**GIVEN TASK**
Locate the lines where "document" occurs and copy them as they stand.

**RECORDS FOR PROCESSING**

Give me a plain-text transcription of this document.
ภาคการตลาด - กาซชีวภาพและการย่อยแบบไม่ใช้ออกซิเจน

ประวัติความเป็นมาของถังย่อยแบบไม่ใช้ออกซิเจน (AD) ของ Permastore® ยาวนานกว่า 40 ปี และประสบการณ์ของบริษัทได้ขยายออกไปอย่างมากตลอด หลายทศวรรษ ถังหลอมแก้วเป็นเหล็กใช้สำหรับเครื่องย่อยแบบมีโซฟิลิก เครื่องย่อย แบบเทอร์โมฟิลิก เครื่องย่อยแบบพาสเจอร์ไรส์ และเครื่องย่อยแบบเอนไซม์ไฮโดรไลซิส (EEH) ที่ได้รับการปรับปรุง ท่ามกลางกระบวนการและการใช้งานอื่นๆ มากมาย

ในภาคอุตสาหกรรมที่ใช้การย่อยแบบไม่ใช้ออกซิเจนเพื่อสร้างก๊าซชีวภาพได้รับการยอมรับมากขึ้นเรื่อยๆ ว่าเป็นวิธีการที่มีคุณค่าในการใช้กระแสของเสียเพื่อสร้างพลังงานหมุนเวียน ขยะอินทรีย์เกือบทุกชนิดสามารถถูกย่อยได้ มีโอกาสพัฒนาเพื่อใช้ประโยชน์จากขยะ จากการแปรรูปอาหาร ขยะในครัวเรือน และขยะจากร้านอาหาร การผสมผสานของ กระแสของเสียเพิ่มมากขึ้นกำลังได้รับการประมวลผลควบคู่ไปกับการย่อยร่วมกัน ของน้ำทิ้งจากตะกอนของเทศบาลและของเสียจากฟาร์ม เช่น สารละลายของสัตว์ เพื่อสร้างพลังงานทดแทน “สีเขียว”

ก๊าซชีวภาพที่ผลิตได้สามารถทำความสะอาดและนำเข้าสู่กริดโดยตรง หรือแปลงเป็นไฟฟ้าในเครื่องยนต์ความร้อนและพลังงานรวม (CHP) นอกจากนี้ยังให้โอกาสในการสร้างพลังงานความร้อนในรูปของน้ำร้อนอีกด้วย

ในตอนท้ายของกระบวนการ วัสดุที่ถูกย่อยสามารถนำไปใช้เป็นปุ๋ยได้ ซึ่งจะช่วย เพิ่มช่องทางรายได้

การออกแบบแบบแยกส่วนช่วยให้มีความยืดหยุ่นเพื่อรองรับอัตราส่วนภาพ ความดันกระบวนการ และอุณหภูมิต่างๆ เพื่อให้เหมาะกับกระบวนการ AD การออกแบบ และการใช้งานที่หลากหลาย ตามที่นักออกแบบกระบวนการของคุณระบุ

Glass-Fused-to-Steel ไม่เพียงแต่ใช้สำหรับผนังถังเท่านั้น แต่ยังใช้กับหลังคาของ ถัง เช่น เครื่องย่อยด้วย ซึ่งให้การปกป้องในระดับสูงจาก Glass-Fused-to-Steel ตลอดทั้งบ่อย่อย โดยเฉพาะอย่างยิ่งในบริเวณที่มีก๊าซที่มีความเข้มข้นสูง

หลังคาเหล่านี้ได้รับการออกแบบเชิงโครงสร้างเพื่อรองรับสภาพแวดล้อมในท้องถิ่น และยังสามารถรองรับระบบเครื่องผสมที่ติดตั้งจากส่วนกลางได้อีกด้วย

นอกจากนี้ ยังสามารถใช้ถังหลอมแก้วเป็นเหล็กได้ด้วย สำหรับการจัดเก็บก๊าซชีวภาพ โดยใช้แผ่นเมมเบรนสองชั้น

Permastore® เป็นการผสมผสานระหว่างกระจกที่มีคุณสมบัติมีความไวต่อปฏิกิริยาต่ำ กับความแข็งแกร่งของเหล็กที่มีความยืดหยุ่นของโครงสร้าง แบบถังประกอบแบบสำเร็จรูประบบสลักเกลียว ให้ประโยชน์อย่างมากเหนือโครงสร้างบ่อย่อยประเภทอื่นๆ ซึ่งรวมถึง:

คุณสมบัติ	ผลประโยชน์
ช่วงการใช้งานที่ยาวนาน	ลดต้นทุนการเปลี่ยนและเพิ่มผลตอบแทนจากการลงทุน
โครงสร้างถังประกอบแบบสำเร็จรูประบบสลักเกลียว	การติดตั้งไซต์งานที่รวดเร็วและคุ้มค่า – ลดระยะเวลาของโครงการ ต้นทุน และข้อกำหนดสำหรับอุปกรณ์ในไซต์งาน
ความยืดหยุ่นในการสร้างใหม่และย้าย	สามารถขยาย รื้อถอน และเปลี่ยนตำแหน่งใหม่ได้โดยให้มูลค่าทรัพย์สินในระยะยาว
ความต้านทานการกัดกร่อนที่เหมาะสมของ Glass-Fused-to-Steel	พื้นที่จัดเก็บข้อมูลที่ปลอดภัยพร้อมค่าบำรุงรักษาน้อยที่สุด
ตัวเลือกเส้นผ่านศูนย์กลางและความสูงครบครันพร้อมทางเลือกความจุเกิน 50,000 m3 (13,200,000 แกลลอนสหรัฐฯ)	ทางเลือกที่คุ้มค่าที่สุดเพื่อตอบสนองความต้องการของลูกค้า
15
--
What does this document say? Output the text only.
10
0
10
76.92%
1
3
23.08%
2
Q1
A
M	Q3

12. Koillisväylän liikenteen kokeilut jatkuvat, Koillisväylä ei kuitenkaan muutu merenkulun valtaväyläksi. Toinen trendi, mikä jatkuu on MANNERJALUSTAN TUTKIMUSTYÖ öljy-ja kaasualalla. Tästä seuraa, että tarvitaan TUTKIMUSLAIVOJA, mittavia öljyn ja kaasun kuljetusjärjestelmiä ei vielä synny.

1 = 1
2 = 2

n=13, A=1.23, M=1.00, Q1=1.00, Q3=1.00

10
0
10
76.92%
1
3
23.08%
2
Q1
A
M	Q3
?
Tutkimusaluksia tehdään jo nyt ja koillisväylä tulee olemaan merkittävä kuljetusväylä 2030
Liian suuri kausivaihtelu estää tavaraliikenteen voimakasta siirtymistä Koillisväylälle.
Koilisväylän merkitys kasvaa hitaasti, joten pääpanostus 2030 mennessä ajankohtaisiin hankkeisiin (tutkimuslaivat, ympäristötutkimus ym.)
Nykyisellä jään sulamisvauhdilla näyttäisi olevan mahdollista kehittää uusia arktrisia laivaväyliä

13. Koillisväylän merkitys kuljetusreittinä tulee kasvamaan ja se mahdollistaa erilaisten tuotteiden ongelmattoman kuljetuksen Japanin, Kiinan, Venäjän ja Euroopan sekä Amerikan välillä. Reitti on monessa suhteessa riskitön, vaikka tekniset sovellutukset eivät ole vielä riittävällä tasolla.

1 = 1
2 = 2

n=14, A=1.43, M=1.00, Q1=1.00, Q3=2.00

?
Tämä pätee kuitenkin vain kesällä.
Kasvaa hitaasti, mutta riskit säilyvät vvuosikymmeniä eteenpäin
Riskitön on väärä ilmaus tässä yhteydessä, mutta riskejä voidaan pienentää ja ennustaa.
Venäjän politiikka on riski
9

**ANSWER FOR THE TASK**
Give me a plain-text transcription of this document.
What does this document say? Output the text only.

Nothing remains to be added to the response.